Where a line in the listing contains the string "header", copy that line out.

════════════════════

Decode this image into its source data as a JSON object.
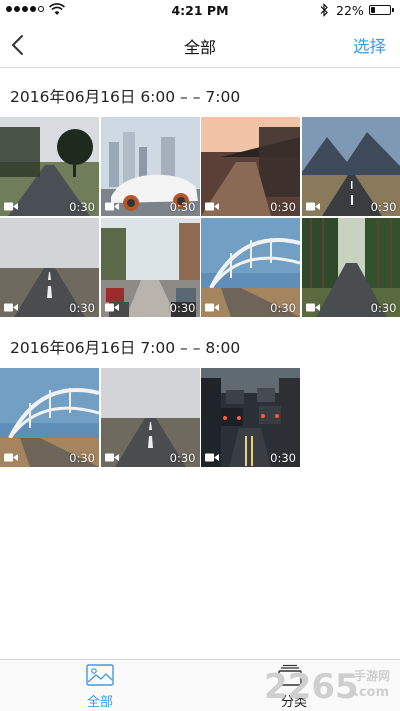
{
  "status_bar": {
    "time": "4:21 PM",
    "battery_percent_label": "22%",
    "battery_level": 0.22,
    "signal_bars": 4
  },
  "nav": {
    "title": "全部",
    "select_label": "选择",
    "back_icon": "chevron-left-icon"
  },
  "groups": [
    {
      "header": "2016年06月16日 6:00 – – 7:00",
      "items": [
        {
          "scene": "road-trees",
          "duration": "0:30"
        },
        {
          "scene": "white-car-city",
          "duration": "0:30"
        },
        {
          "scene": "sunset-boardwalk",
          "duration": "0:30"
        },
        {
          "scene": "mountain-road",
          "duration": "0:30"
        },
        {
          "scene": "cloudy-road",
          "duration": "0:30"
        },
        {
          "scene": "city-street-cars",
          "duration": "0:30"
        },
        {
          "scene": "bridge-road",
          "duration": "0:30"
        },
        {
          "scene": "forest-road",
          "duration": "0:30"
        }
      ]
    },
    {
      "header": "2016年06月16日 7:00 – – 8:00",
      "items": [
        {
          "scene": "bridge-road",
          "duration": "0:30"
        },
        {
          "scene": "cloudy-road",
          "duration": "0:30"
        },
        {
          "scene": "traffic-jam",
          "duration": "0:30"
        }
      ]
    }
  ],
  "tab_bar": {
    "tabs": [
      {
        "label": "全部",
        "icon": "image-icon",
        "active": true
      },
      {
        "label": "分类",
        "icon": "category-icon",
        "active": false
      }
    ]
  },
  "watermark": {
    "text": "2265",
    "sub_text": "手游网",
    "domain": ".com"
  },
  "colors": {
    "accent": "#3d9be9",
    "divider": "#d9d9d9"
  }
}
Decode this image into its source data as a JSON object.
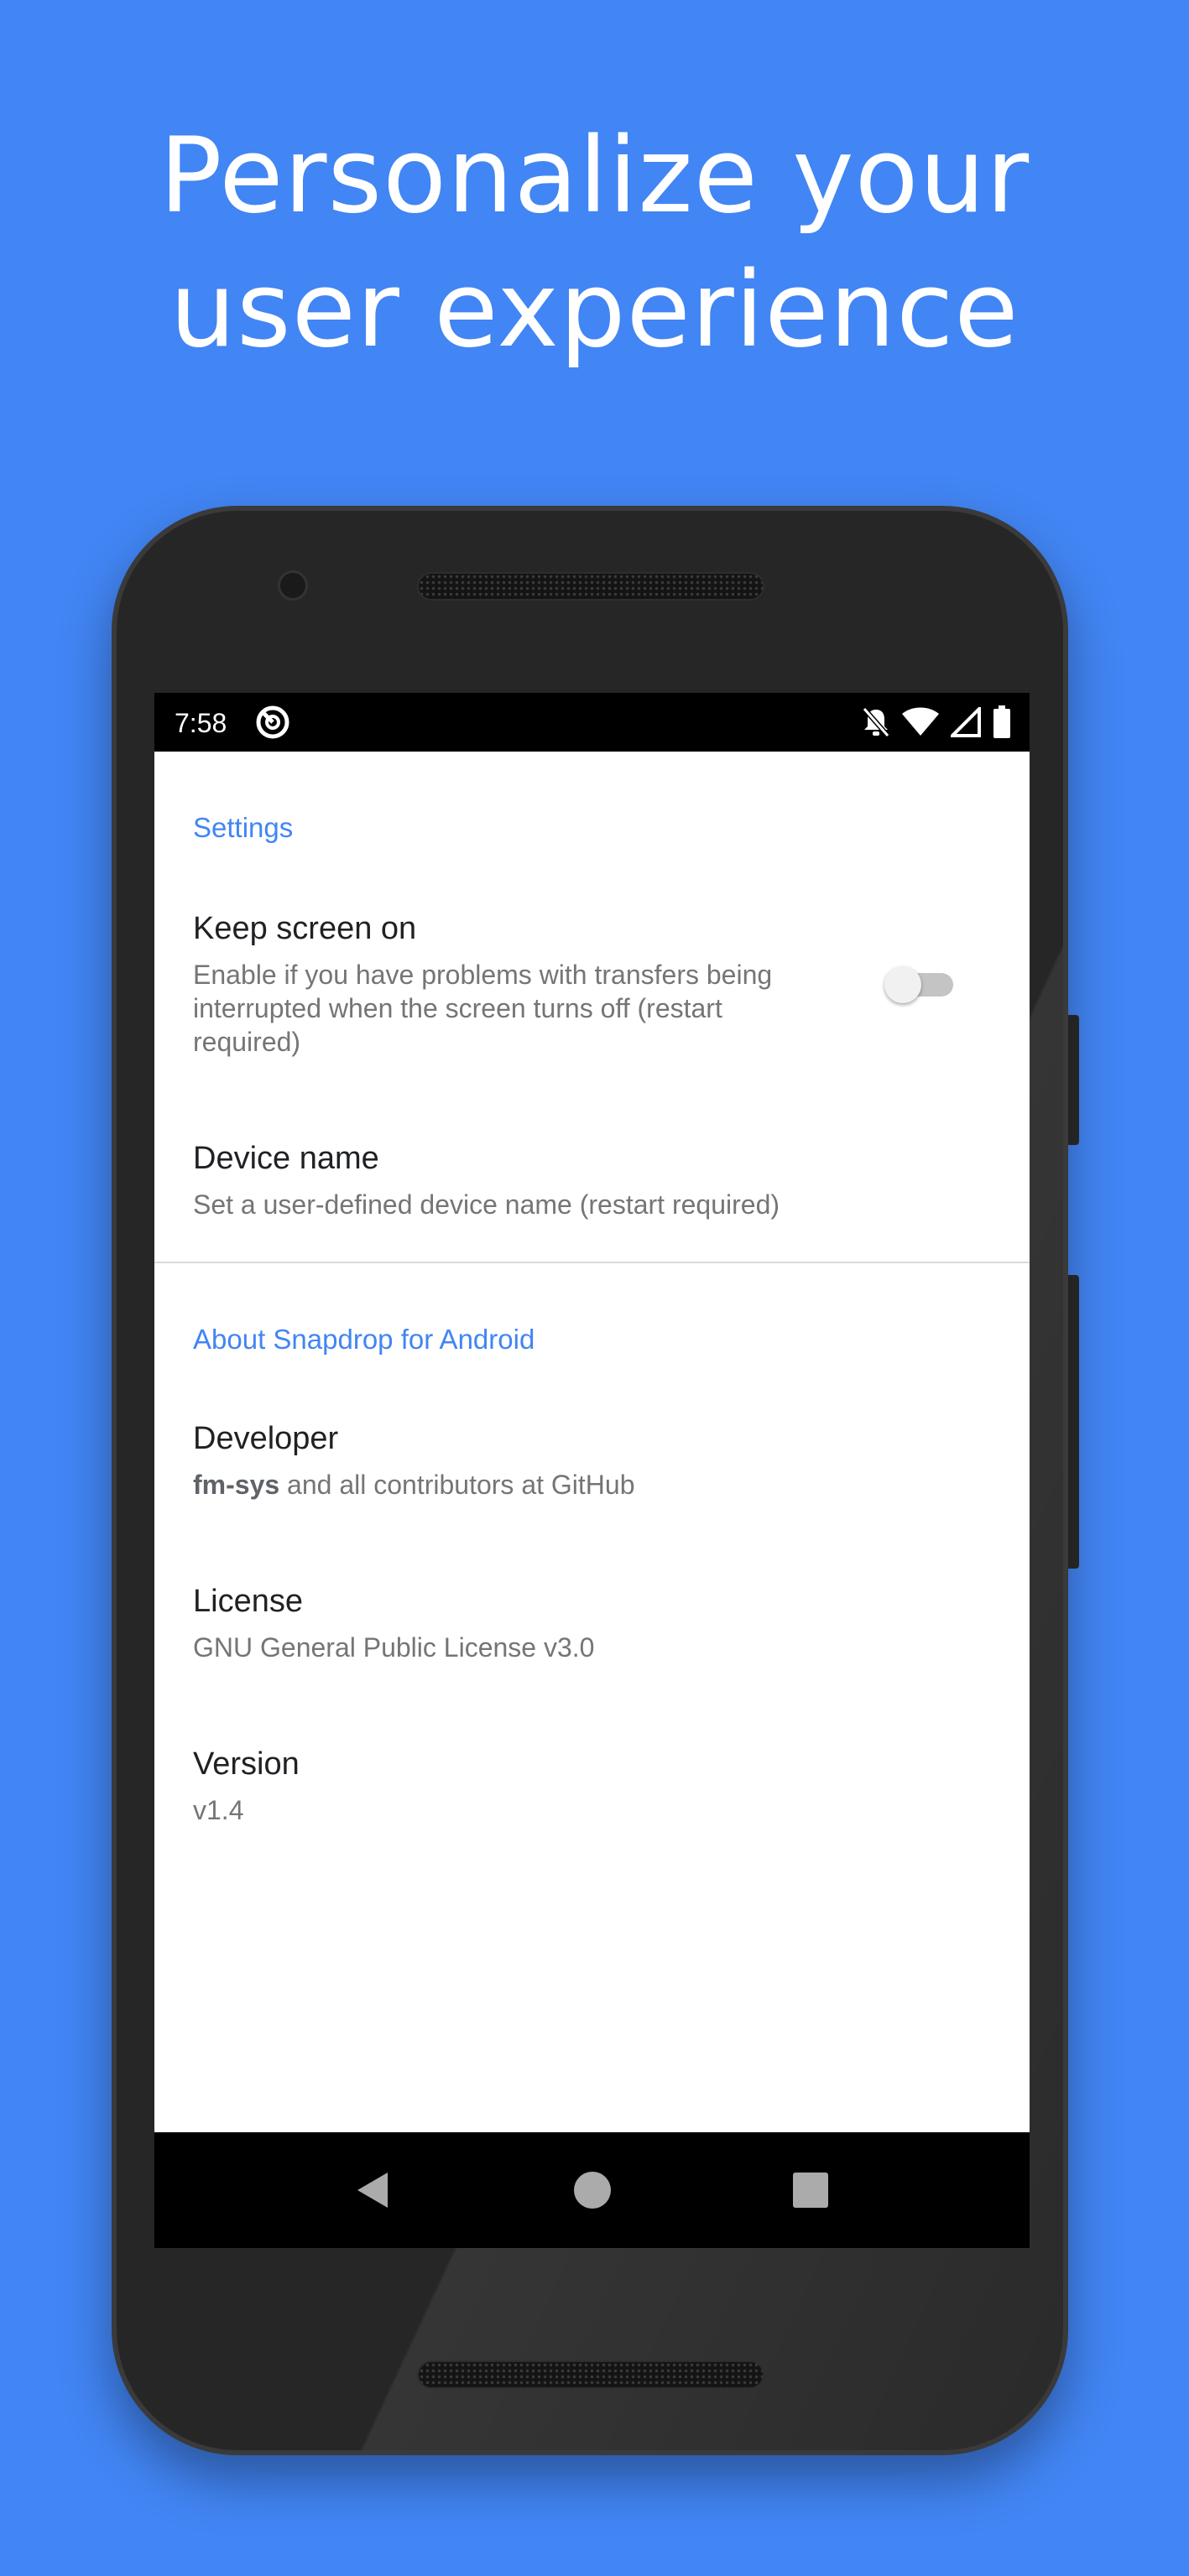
{
  "headline": {
    "line1": "Personalize your",
    "line2": "user experience"
  },
  "status_bar": {
    "time": "7:58",
    "icons": [
      "app-notification-icon",
      "notifications-off-icon",
      "wifi-icon",
      "signal-icon",
      "battery-icon"
    ]
  },
  "settings": {
    "header": "Settings",
    "keep_screen_on": {
      "title": "Keep screen on",
      "summary_line1": "Enable if you have problems with transfers being",
      "summary_line2": "interrupted when the screen turns off (restart",
      "summary_line3": "required)",
      "enabled": false
    },
    "device_name": {
      "title": "Device name",
      "summary": "Set a user-defined device name (restart required)"
    }
  },
  "about": {
    "header": "About Snapdrop for Android",
    "developer": {
      "title": "Developer",
      "summary_bold": "fm-sys",
      "summary_rest": " and all contributors at GitHub"
    },
    "license": {
      "title": "License",
      "summary": "GNU General Public License v3.0"
    },
    "version": {
      "title": "Version",
      "summary": "v1.4"
    }
  },
  "navigation": {
    "buttons": [
      "back-icon",
      "home-icon",
      "recents-icon"
    ]
  },
  "colors": {
    "background": "#4285F4",
    "accent": "#4285F4",
    "title_text": "#202124",
    "summary_text": "#757575"
  }
}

════════════════════

**The result**
      "header": "2016年06月16日 6:00 – – 7:00",
      "header": "2016年06月16日 7:00 – – 8:00",
    "header": "Settings",
    "header": "About Snapdrop for Android",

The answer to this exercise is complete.